JOB 1: Name every severe weather event that the flood insurance article says standard homeowners and renters insurance covers.
JOB 2: Summarize the flood insurance article in two sentences.
JOB 3: Resume the article on flood and homeowners insurance from the point where it stops.

SOURCE DOCUMENT:

'''

Flood insurance and homeowners insurance – know the key differences
Flooding is a real threat far beyond those who live near a coast and it’s important to understand the insurance coverage you need to pay for damage caused by it.
As the spring thaw gets underway and heavy rain storms begin hitting many parts of the country, flooding becomes a concern for many homeowners.
The simple truth: flooding is a real threat far beyond those who live near a coast and it’s important to understand the insurance coverage you need to pay for damage caused by it.
The National Flood Insurance Program (NFIP) defines a flood as a general and temporary condition where two or more acres of normally dry land or two or more properties are inundated by rising or overflowing water or mudflow.
Ninety percent of all natural disasters in the U.S. involve flooding, according to the Government Accountability Office. Floods and flash floods happen in all 50 states.
Other causes of flooding include hurricanes, winter storms and snow melt.
More than 40 percent of homeowners mistakenly think that standard homeowners insurance covers flood damage caused by heavy rain, according to the Insurance Information Institute (I.I.I.).
What’s covered, what’s not
Standard homeowners and renters insurance covers damage caused from a variety of severe weather events, including hail, ice storm, tornadoes and strong winds, including winds from a hurricane.

'''

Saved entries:
'''

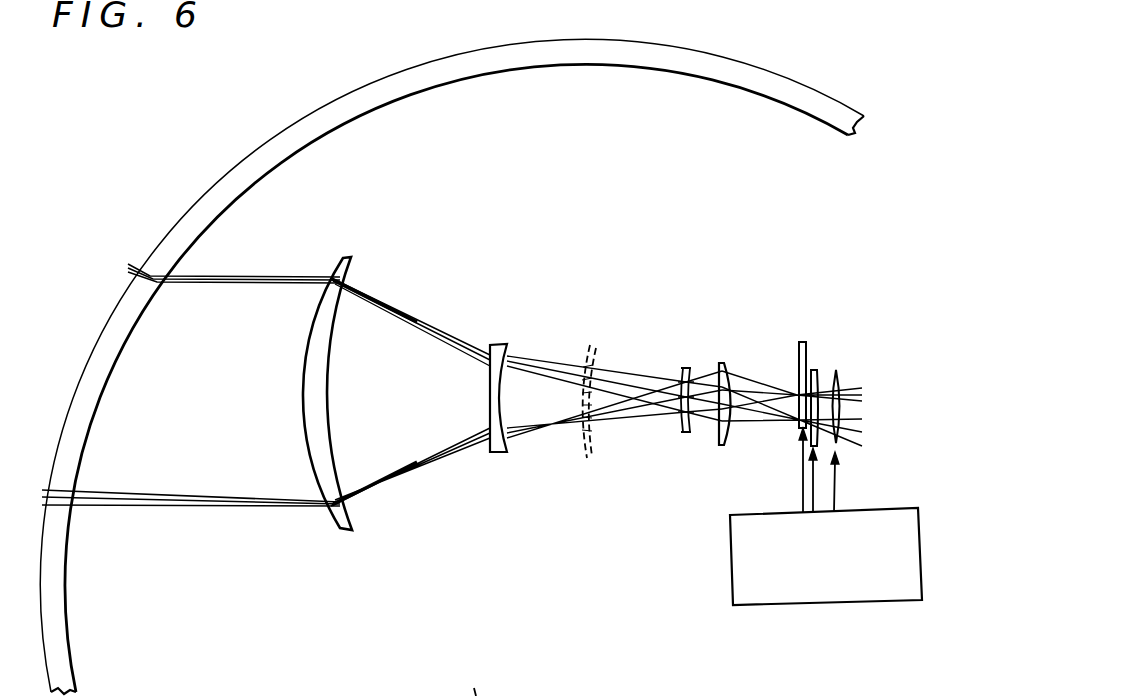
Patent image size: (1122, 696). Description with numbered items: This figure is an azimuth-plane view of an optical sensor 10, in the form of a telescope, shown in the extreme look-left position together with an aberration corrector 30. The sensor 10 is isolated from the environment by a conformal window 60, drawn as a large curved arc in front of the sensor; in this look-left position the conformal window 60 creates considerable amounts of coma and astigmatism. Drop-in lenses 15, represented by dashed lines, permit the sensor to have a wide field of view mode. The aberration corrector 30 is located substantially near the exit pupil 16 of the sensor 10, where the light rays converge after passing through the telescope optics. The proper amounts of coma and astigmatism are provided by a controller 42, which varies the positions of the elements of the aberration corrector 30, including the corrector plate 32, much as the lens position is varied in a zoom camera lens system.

The conformal window 60 is at (204, 199).
The optical sensor 10 is at (452, 280).
The drop-in lenses 15 is at (590, 343).
The exit pupil 16 is at (721, 447).
The aberration corrector 30 is at (798, 323).
The controller 42 is at (730, 577).
The corrector plate 32 is at (477, 677).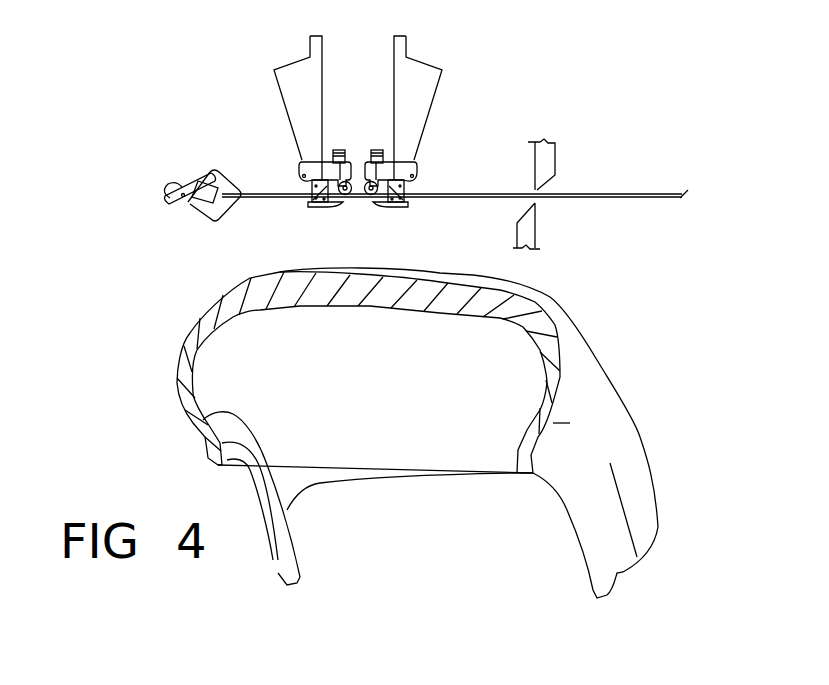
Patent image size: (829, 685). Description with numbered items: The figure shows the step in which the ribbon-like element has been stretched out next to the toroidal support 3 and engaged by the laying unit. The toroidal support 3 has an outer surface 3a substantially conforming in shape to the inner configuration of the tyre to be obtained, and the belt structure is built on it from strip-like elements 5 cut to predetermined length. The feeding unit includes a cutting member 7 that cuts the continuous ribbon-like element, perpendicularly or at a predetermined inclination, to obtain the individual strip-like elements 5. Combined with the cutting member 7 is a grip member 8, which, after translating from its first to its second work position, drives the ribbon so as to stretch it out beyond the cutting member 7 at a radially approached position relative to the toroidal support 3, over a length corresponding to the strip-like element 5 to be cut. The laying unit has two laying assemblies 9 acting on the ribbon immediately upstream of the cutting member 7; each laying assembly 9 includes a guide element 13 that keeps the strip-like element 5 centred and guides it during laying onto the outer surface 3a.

The toroidal support 3 is at (592, 333).
The outer surface 3a is at (452, 277).
The strip-like element 5 is at (270, 192).
The cutting member 7 is at (547, 158).
The grip member 8 is at (197, 178).
The laying assembly 9 is at (356, 138).
The guide element 13 is at (324, 214).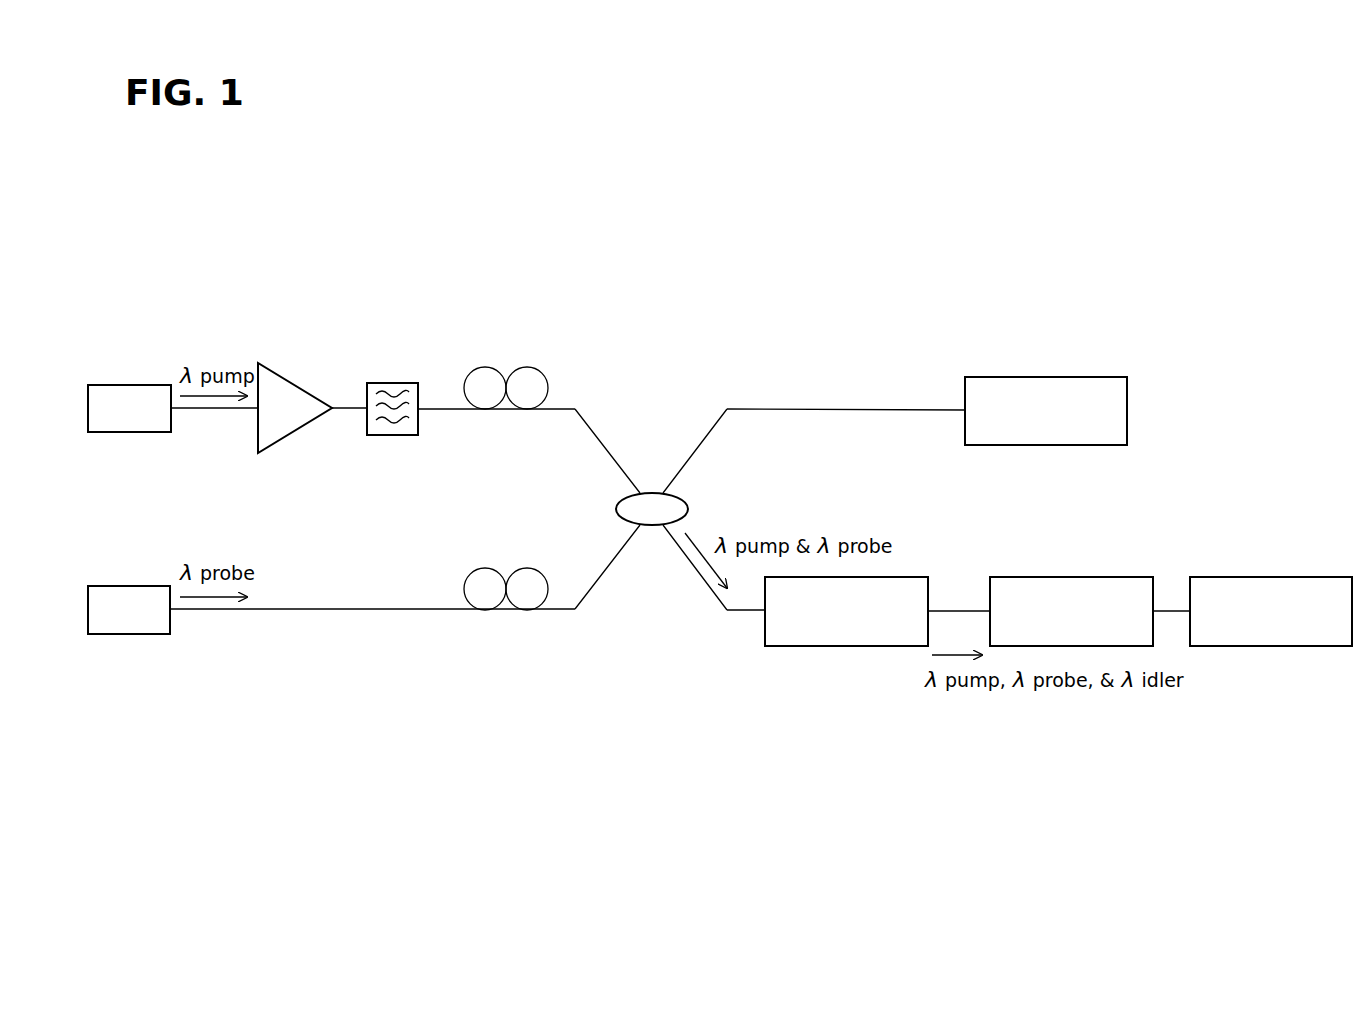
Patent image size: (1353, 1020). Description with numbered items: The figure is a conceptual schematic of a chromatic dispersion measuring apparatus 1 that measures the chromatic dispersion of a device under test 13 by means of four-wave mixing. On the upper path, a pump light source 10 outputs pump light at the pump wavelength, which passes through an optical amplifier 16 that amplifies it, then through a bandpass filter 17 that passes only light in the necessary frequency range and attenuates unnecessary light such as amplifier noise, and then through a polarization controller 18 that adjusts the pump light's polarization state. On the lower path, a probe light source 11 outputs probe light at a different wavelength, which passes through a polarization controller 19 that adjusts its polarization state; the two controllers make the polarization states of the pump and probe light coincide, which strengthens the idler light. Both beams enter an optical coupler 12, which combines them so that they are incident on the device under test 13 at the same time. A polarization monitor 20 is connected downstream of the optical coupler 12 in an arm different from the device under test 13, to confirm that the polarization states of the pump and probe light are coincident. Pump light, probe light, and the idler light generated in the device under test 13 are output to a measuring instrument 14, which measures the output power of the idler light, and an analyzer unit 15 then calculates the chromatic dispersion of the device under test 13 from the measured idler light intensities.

The chromatic dispersion measuring apparatus 1 is at (1133, 258).
The pump light source 10 is at (124, 385).
The probe light source 11 is at (124, 586).
The optical coupler 12 is at (688, 509).
The device under test 13 is at (913, 577).
The measuring instrument 14 is at (1117, 577).
The analyzer unit 15 is at (1317, 577).
The optical amplifier 16 is at (297, 380).
The bandpass filter 17 is at (392, 383).
The polarization controller 18 is at (525, 367).
The polarization controller 19 is at (525, 568).
The polarization monitor 20 is at (1090, 377).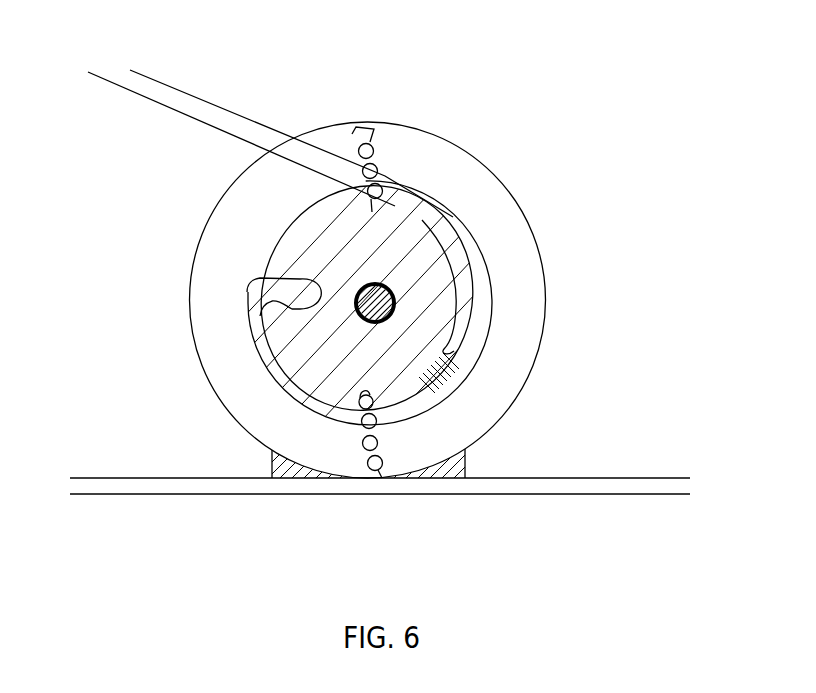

'''

EXERCISE RESULT 1: Hail, ice storms, tornadoes and strong winds, including winds from a hurricane.

EXERCISE RESULT 2: Flooding is a real threat well beyond coastal areas: the Government Accountability Office says ninety percent of U.S. natural disasters involve flooding, and floods and flash floods occur in all 50 states. More than 40 percent of homeowners mistakenly believe standard homeowners insurance covers flood damage from heavy rain, though such policies do cover damage from hail, ice storms, tornadoes and strong winds.

EXERCISE RESULT 3:
Flood damage, however, is not covered by homeowners insurance, but coverage is available in the form of a separate policy from the federal government’s NFIP and a few private insurers. Source: I.I.I. 2016 Consumer Insurance Survey
The only qualification for the NFIP is that property owners must live in a community that participates in the program. You can check with your local government officials to find that out. The federal government requires flood insurance as a part of mortgages for houses in flood-prone areas. You might be eligible for a reduced rate if the community you live in has agreed to certain zoning regulations.
You can apply for federal flood insurance through insurance companies like American Family that participate in the NFIP in sales and claim-adjusting capacities on behalf of the federal government.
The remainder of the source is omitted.